Stored items:
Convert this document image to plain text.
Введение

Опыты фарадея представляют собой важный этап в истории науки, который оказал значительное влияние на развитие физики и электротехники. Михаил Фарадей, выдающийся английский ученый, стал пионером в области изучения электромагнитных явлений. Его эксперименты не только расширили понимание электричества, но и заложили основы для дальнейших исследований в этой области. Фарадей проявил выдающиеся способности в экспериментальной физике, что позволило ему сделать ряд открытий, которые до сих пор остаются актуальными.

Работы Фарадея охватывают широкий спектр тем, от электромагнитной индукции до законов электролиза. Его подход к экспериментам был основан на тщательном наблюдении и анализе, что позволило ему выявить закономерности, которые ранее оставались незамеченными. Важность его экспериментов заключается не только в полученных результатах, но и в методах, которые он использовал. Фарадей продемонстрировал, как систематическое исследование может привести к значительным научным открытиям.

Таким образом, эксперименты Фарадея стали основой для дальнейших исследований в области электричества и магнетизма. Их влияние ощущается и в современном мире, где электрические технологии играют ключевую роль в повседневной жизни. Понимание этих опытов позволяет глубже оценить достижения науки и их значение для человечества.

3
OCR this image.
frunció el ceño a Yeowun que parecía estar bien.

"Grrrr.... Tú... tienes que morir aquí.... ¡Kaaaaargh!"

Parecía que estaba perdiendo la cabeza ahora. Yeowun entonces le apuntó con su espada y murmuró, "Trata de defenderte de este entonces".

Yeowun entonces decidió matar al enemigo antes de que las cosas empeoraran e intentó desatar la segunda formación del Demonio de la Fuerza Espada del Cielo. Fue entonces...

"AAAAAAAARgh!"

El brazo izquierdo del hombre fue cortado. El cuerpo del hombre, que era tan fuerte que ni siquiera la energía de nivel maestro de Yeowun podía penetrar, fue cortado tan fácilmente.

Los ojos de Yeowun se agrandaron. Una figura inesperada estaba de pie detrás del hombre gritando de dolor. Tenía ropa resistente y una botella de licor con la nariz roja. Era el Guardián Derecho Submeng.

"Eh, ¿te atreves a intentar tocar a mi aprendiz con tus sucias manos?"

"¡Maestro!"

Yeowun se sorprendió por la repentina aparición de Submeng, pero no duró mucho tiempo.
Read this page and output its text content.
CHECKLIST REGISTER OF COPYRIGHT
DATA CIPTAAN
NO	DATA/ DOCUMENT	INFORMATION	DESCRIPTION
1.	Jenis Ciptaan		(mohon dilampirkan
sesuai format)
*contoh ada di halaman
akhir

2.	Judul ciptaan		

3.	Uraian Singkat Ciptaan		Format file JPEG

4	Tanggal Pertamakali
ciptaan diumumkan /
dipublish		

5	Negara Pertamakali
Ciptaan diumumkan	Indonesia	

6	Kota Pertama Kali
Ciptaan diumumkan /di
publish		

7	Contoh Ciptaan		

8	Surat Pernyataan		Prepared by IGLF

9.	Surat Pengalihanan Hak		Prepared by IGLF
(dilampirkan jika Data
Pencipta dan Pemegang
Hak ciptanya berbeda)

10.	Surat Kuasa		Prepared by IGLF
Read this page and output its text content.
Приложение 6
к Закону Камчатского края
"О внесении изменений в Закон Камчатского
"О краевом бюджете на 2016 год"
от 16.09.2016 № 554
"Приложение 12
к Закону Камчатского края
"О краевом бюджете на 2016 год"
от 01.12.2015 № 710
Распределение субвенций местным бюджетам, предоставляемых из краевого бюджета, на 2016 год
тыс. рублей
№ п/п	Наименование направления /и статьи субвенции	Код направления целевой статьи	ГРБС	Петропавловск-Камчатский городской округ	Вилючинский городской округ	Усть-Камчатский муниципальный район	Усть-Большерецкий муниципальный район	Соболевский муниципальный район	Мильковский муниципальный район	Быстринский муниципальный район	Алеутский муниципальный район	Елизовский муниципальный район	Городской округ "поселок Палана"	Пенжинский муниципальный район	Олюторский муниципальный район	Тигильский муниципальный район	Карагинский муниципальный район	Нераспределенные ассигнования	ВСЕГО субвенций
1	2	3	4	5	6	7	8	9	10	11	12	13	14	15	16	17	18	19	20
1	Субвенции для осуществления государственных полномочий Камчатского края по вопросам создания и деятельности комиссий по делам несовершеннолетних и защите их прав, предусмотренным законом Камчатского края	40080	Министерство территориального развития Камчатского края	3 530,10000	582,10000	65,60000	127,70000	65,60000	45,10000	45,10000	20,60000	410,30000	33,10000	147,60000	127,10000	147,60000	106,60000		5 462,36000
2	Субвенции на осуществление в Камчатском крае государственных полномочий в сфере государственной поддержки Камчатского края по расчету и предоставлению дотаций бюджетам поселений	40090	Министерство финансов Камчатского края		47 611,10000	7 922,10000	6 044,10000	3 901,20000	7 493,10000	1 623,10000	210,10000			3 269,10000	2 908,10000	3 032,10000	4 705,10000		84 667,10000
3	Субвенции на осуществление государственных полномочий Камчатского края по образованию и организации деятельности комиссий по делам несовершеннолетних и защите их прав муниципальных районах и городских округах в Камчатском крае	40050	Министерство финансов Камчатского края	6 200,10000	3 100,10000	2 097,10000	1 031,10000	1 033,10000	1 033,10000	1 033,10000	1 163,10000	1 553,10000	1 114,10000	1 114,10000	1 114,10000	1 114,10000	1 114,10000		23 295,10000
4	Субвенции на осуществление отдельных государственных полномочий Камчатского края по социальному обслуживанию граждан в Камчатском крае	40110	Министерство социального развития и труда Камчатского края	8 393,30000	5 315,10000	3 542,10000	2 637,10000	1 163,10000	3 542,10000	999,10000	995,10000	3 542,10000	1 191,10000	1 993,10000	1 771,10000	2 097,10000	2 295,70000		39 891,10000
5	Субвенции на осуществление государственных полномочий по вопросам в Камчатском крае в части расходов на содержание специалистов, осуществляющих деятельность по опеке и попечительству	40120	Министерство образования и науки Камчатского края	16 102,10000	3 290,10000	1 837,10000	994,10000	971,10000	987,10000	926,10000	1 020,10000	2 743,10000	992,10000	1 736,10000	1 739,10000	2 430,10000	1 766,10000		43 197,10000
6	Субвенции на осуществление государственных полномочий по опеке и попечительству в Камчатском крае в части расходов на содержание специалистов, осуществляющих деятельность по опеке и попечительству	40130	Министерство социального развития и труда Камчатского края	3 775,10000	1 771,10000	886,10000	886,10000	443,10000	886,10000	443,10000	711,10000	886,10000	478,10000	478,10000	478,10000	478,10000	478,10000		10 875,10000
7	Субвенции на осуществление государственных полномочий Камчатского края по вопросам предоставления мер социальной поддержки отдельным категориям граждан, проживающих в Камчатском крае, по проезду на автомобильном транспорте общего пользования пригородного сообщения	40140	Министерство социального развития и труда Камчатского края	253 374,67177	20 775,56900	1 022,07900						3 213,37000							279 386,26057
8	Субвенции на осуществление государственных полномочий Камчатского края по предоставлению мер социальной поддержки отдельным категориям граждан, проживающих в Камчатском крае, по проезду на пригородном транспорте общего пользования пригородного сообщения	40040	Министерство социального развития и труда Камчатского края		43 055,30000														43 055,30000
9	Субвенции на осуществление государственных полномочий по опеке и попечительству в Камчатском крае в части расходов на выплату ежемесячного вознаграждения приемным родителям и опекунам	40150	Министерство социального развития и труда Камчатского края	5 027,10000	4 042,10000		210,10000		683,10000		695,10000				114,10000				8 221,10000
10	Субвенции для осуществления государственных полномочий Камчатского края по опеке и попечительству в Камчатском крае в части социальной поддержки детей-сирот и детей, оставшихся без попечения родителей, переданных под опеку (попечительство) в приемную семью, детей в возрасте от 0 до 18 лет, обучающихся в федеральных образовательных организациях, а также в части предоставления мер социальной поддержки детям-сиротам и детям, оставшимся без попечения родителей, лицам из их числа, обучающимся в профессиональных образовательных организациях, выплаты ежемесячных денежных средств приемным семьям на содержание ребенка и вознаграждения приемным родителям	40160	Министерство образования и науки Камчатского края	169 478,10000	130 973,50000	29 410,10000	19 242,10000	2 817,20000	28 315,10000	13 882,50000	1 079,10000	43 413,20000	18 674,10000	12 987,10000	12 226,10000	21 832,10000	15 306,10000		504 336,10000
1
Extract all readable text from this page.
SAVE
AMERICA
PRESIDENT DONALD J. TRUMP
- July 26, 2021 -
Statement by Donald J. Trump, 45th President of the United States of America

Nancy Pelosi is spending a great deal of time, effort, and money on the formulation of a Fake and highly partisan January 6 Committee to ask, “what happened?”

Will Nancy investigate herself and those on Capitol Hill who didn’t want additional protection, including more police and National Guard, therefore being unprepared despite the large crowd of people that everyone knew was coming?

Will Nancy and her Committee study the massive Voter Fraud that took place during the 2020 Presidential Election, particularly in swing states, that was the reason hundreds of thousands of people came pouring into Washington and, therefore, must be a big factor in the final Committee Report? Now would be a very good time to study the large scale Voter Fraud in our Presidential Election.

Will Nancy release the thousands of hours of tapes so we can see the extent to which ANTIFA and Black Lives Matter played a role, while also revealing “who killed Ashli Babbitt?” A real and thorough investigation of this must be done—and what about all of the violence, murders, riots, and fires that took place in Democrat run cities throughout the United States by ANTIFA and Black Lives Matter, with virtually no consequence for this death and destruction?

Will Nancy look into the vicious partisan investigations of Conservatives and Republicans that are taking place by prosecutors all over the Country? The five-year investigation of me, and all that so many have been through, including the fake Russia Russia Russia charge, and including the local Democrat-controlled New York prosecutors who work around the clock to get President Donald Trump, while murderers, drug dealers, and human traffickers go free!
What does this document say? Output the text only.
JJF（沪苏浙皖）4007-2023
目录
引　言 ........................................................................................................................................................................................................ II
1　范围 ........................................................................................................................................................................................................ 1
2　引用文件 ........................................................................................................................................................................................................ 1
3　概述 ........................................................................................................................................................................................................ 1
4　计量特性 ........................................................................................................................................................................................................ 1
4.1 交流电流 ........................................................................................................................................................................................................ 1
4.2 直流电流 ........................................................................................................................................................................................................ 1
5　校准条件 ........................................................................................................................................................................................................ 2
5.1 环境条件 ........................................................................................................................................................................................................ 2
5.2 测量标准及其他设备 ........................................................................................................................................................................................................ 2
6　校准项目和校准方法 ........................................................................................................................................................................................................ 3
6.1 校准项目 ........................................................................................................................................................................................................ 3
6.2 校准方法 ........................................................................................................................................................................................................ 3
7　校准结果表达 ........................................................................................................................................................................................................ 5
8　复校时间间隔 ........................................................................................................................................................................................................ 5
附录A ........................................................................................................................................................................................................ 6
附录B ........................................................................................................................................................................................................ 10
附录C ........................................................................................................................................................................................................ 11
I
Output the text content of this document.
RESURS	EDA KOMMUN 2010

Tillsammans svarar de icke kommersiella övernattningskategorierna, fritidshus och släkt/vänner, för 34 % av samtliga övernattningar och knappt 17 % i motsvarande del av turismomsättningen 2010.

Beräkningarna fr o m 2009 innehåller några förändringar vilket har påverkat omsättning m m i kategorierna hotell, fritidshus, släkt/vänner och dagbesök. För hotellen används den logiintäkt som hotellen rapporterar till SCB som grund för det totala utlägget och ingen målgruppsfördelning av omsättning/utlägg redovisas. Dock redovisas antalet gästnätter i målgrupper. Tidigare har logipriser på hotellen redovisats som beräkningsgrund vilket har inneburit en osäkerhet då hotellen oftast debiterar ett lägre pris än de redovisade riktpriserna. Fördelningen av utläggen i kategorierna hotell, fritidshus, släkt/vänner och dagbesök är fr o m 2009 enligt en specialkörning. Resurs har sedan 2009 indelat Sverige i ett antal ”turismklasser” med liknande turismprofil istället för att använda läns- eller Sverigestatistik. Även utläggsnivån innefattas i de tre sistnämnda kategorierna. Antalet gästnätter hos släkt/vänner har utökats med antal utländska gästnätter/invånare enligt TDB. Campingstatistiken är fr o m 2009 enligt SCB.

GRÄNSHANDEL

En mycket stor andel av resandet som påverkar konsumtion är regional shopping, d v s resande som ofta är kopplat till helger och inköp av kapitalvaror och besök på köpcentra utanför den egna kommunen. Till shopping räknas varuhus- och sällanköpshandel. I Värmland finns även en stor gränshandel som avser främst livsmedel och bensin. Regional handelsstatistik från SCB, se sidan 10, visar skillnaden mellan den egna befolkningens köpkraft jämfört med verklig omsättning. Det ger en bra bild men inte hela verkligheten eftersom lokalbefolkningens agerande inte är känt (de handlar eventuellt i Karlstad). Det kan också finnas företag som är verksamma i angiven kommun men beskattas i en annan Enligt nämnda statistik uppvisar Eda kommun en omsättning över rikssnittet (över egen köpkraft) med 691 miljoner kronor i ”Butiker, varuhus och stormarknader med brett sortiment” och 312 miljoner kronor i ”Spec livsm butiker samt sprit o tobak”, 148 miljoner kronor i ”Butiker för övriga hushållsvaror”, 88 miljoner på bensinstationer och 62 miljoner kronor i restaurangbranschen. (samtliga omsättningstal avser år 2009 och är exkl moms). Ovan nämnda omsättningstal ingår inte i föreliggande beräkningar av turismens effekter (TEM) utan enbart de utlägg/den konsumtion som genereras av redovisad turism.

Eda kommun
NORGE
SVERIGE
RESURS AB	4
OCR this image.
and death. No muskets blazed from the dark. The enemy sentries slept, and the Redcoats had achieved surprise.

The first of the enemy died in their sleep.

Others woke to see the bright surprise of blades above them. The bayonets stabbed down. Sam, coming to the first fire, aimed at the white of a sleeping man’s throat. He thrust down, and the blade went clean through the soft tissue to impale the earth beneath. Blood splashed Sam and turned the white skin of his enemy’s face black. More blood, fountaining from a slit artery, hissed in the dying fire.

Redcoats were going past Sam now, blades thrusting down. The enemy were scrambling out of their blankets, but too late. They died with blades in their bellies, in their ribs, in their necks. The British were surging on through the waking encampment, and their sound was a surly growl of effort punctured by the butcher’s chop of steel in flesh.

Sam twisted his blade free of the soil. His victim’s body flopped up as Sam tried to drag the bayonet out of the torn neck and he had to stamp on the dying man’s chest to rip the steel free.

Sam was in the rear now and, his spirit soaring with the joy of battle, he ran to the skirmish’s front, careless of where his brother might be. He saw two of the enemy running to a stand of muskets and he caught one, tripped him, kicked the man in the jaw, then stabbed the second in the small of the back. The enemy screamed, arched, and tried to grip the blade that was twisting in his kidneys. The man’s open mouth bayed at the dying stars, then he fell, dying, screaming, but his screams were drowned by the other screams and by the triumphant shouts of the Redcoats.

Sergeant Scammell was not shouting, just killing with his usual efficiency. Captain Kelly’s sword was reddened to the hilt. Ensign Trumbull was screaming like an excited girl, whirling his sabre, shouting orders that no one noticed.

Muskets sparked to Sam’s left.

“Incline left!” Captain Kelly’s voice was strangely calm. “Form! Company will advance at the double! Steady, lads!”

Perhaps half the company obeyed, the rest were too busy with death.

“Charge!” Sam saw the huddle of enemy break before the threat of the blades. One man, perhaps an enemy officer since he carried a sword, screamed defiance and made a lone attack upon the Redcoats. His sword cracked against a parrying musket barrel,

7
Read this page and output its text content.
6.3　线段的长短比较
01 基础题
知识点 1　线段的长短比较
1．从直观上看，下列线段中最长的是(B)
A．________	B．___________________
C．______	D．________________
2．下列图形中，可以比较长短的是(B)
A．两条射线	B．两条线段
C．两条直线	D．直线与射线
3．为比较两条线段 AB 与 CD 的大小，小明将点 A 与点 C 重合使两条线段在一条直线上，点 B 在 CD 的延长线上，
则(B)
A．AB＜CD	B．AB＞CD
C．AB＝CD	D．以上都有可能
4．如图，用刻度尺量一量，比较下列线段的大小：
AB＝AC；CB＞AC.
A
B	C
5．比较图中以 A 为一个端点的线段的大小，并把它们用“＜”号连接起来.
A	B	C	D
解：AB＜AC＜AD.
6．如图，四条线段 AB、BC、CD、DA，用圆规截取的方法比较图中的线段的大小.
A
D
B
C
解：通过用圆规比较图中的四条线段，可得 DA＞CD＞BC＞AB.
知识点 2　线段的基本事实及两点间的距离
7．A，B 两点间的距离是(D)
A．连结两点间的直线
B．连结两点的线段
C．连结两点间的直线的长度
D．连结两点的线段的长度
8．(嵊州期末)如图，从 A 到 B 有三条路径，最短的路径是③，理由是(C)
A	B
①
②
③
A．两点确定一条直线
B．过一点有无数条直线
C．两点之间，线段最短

## Written problem:
From the data above, copy each line that holds "Redcoats".

## Complete response:
and death. No muskets blazed from the dark. The enemy sentries slept, and the Redcoats had achieved surprise.
Redcoats were going past Sam now, blades thrusting down. The enemy were scrambling out of their blankets, but too late. They died with blades in their bellies, in their ribs, in their necks. The British were surging on through the waking encampment, and their sound was a surly growl of effort punctured by the butcher’s chop of steel in flesh.
Sam was in the rear now and, his spirit soaring with the joy of battle, he ran to the skirmish’s front, careless of where his brother might be. He saw two of the enemy running to a stand of muskets and he caught one, tripped him, kicked the man in the jaw, then stabbed the second in the small of the back. The enemy screamed, arched, and tried to grip the blade that was twisting in his kidneys. The man’s open mouth bayed at the dying stars, then he fell, dying, screaming, but his screams were drowned by the other screams and by the triumphant shouts of the Redcoats.
“Charge!” Sam saw the huddle of enemy break before the threat of the blades. One man, perhaps an enemy officer since he carried a sword, screamed defiance and made a lone attack upon the Redcoats. His sword cracked against a parrying musket barrel,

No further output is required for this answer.